## Begin ROWS

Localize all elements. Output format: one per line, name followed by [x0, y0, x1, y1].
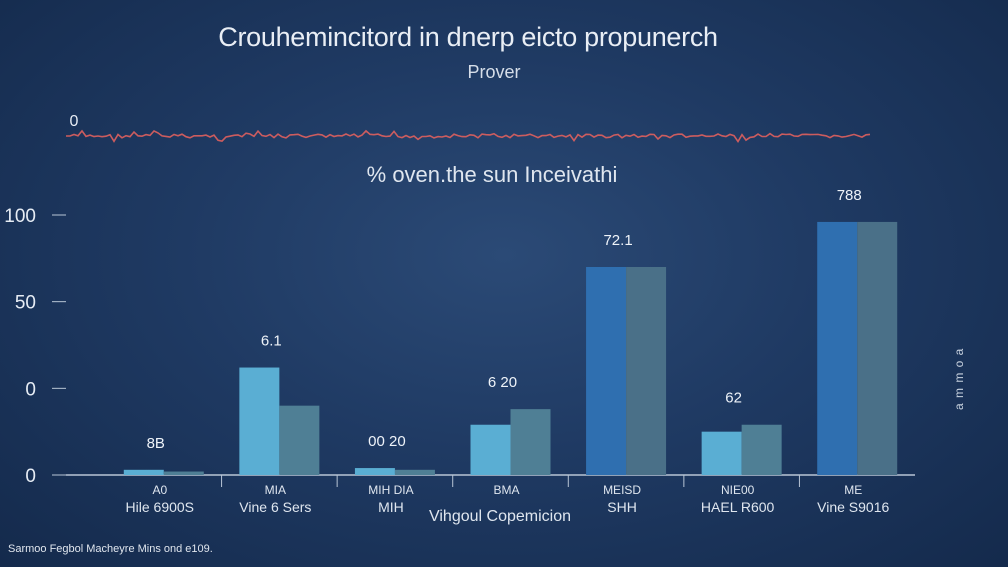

## End ROWS
## Begin ROWS

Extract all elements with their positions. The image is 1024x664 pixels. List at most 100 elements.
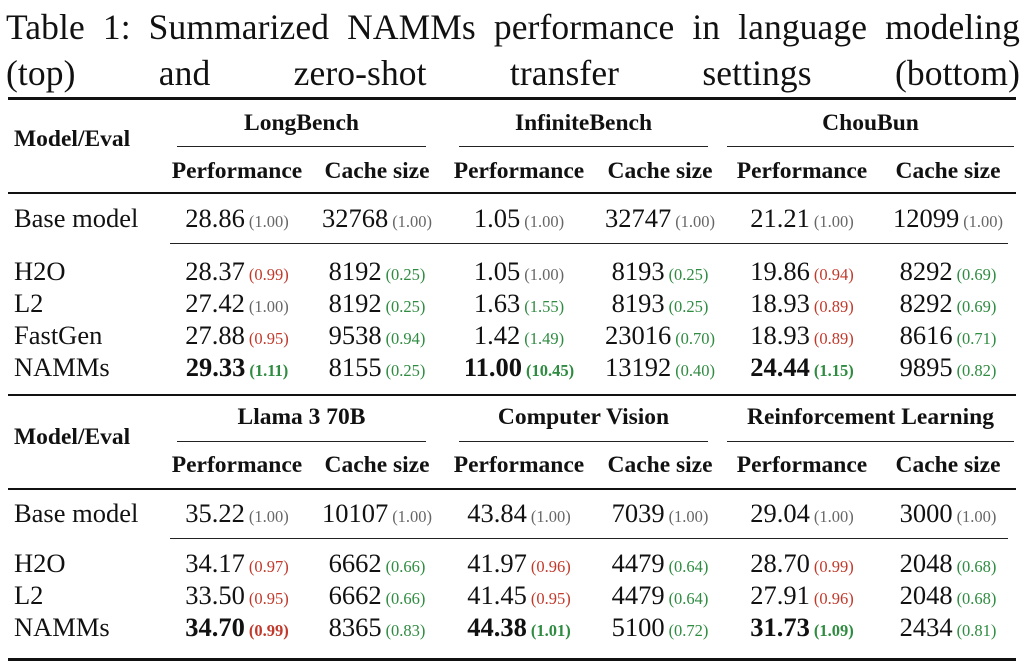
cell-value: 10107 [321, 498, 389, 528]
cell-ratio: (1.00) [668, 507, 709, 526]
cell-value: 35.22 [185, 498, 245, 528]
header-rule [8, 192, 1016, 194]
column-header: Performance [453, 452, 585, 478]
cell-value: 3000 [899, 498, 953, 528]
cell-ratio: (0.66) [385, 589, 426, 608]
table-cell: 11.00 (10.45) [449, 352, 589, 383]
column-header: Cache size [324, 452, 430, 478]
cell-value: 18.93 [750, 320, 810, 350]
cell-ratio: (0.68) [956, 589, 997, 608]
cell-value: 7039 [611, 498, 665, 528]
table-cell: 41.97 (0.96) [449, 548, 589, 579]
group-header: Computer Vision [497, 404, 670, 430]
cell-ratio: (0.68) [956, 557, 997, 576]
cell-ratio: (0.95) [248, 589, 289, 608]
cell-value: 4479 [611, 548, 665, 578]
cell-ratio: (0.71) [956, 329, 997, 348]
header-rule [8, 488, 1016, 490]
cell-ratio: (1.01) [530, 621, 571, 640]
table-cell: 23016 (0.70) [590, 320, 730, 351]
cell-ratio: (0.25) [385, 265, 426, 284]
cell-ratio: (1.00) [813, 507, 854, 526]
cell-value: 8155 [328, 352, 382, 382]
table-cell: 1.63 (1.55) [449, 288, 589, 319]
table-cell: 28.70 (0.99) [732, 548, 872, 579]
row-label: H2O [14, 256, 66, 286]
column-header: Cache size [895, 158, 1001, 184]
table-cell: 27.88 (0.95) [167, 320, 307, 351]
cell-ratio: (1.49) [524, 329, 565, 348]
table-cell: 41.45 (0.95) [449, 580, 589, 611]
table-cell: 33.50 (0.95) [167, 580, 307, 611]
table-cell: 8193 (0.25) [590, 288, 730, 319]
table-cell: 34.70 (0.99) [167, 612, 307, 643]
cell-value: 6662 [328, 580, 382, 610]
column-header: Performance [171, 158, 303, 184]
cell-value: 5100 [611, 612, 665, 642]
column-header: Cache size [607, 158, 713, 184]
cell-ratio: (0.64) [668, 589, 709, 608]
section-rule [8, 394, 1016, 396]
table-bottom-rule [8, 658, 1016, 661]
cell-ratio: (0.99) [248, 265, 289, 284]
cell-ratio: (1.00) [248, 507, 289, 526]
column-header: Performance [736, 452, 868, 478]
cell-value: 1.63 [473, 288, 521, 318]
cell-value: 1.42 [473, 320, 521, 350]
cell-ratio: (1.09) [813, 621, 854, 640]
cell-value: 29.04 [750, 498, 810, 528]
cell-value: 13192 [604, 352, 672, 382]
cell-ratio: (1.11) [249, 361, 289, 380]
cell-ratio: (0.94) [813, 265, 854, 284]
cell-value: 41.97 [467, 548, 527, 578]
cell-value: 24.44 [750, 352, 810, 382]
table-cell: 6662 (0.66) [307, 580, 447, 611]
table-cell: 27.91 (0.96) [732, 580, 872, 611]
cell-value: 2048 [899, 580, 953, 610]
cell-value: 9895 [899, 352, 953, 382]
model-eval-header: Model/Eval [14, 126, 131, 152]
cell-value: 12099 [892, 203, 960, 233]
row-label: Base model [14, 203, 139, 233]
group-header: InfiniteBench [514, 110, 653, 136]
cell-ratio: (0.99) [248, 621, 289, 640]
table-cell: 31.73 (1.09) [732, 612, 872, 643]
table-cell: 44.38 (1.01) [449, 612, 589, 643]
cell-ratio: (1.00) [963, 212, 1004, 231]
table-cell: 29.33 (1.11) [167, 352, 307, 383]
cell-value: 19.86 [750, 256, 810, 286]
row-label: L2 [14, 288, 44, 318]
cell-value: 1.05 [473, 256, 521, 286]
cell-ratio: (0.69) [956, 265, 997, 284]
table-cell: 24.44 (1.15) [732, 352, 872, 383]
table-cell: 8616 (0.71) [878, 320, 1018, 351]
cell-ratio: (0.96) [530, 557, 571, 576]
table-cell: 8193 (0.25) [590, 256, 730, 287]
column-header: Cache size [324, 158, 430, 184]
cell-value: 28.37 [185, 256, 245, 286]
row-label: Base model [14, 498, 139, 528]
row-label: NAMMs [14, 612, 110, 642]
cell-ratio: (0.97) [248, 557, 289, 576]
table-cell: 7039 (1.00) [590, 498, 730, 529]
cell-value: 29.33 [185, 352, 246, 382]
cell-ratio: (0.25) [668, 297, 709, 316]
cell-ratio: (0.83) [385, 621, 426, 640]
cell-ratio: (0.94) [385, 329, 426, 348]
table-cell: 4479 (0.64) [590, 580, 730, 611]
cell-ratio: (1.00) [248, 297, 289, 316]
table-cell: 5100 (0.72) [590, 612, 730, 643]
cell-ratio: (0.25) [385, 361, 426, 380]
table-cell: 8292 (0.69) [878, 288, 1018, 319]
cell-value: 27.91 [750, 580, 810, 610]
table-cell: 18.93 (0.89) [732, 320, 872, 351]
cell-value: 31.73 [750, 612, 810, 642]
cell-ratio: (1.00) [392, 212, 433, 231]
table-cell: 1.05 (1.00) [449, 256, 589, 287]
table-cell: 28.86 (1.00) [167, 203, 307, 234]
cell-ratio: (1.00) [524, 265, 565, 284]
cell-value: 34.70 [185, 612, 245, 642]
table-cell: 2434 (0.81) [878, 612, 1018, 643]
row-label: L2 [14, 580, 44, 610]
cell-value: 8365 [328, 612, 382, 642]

## End ROWS
## Begin ROWS

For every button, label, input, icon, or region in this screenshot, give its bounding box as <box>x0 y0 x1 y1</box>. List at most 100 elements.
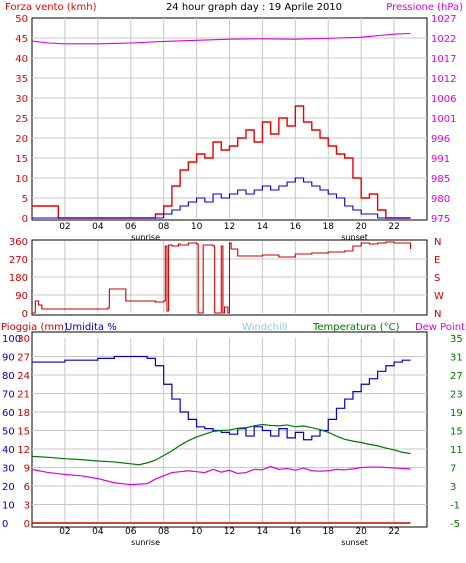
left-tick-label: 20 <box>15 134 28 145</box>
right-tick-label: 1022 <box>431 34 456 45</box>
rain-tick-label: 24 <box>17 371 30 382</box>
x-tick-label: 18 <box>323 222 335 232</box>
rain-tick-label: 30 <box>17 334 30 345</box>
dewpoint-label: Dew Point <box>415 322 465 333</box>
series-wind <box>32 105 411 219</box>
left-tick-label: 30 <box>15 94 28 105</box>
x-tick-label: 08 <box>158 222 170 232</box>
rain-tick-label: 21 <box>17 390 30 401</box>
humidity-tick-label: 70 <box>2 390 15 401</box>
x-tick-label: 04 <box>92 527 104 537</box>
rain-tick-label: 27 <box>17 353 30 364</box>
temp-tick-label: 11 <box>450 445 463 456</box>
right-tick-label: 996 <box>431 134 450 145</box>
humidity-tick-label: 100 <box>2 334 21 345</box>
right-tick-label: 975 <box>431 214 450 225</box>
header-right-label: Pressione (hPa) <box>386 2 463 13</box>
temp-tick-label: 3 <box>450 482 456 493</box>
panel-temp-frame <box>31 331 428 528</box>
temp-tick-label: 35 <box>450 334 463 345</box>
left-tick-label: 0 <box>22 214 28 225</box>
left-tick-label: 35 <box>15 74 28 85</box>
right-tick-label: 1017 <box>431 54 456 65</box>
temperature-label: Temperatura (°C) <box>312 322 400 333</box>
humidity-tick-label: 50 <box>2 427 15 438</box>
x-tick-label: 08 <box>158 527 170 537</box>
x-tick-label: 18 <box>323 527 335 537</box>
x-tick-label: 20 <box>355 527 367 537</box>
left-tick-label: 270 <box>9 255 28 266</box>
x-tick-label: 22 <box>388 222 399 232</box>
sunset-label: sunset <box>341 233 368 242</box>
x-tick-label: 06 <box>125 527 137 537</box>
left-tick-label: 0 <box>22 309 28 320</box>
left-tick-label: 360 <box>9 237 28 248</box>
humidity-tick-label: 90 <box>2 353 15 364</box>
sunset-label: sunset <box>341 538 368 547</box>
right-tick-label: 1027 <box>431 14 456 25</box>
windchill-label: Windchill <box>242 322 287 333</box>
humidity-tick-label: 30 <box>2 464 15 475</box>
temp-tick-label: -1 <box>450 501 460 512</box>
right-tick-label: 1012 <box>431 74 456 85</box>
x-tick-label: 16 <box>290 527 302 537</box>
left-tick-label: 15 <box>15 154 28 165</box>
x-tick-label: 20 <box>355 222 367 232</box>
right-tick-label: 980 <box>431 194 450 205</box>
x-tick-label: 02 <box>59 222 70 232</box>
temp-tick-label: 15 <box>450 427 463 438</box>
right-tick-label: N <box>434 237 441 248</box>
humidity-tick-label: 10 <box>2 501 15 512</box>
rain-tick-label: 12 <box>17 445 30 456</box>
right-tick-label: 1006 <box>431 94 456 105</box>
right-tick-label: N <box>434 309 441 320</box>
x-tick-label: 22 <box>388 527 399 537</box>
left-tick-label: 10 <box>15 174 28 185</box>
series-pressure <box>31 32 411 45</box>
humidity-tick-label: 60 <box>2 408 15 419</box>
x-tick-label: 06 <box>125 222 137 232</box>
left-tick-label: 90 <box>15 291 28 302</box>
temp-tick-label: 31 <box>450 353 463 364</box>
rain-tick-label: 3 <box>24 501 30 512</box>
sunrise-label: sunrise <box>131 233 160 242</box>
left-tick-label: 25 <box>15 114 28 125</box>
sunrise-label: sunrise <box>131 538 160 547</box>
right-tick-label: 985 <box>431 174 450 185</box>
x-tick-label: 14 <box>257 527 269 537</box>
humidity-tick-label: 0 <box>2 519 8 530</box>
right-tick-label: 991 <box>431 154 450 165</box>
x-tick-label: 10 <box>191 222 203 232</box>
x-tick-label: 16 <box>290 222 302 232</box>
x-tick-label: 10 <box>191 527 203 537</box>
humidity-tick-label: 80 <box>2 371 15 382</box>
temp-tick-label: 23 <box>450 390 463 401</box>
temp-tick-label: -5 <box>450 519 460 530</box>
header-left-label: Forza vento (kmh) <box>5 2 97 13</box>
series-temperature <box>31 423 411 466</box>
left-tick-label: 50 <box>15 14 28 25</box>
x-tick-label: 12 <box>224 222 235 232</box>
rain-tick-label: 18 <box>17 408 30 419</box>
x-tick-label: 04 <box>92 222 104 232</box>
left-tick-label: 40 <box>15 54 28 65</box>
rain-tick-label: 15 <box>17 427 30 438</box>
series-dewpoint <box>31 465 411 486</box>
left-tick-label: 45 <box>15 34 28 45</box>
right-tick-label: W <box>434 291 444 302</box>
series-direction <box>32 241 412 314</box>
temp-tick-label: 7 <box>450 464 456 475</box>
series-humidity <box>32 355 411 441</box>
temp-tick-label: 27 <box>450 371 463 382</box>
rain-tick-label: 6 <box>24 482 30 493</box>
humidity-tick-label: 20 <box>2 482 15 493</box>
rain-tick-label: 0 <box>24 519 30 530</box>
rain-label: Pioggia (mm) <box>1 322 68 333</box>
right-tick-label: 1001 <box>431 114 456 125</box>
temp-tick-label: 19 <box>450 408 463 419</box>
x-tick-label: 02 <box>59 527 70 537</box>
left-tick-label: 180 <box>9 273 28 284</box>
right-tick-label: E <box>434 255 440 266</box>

## End ROWS

WHAT TO WORK ON: Return, word for word, every line from the one holding "For every button, label, input, icon, or" through the one holding "left-tick-label: 15 <box>15 154 28 165</box>", inclusive, and omit the pictures.

OUTPUT OF THE TASK:
For every button, label, input, icon, or region in this screenshot, give its bounding box as <box>x0 y0 x1 y1</box>. List at most 100 elements.
left-tick-label: 20 <box>15 134 28 145</box>
right-tick-label: 1022 <box>431 34 456 45</box>
rain-tick-label: 24 <box>17 371 30 382</box>
x-tick-label: 18 <box>323 222 335 232</box>
rain-tick-label: 30 <box>17 334 30 345</box>
dewpoint-label: Dew Point <box>415 322 465 333</box>
series-wind <box>32 105 411 219</box>
left-tick-label: 30 <box>15 94 28 105</box>
x-tick-label: 08 <box>158 222 170 232</box>
rain-tick-label: 21 <box>17 390 30 401</box>
humidity-tick-label: 70 <box>2 390 15 401</box>
x-tick-label: 04 <box>92 527 104 537</box>
rain-tick-label: 27 <box>17 353 30 364</box>
temp-tick-label: 11 <box>450 445 463 456</box>
right-tick-label: 996 <box>431 134 450 145</box>
humidity-tick-label: 100 <box>2 334 21 345</box>
right-tick-label: 975 <box>431 214 450 225</box>
header-right-label: Pressione (hPa) <box>386 2 463 13</box>
temp-tick-label: 3 <box>450 482 456 493</box>
panel-temp-frame <box>31 331 428 528</box>
temp-tick-label: 35 <box>450 334 463 345</box>
left-tick-label: 0 <box>22 214 28 225</box>
left-tick-label: 35 <box>15 74 28 85</box>
right-tick-label: 1017 <box>431 54 456 65</box>
temperature-label: Temperatura (°C) <box>312 322 400 333</box>
humidity-tick-label: 50 <box>2 427 15 438</box>
x-tick-label: 08 <box>158 527 170 537</box>
x-tick-label: 18 <box>323 527 335 537</box>
x-tick-label: 20 <box>355 527 367 537</box>
left-tick-label: 270 <box>9 255 28 266</box>
x-tick-label: 22 <box>388 222 399 232</box>
sunset-label: sunset <box>341 233 368 242</box>
x-tick-label: 06 <box>125 527 137 537</box>
left-tick-label: 0 <box>22 309 28 320</box>
left-tick-label: 360 <box>9 237 28 248</box>
humidity-tick-label: 90 <box>2 353 15 364</box>
sunset-label: sunset <box>341 538 368 547</box>
right-tick-label: 1027 <box>431 14 456 25</box>
windchill-label: Windchill <box>242 322 287 333</box>
humidity-tick-label: 30 <box>2 464 15 475</box>
temp-tick-label: -1 <box>450 501 460 512</box>
right-tick-label: 1012 <box>431 74 456 85</box>
x-tick-label: 16 <box>290 527 302 537</box>
left-tick-label: 15 <box>15 154 28 165</box>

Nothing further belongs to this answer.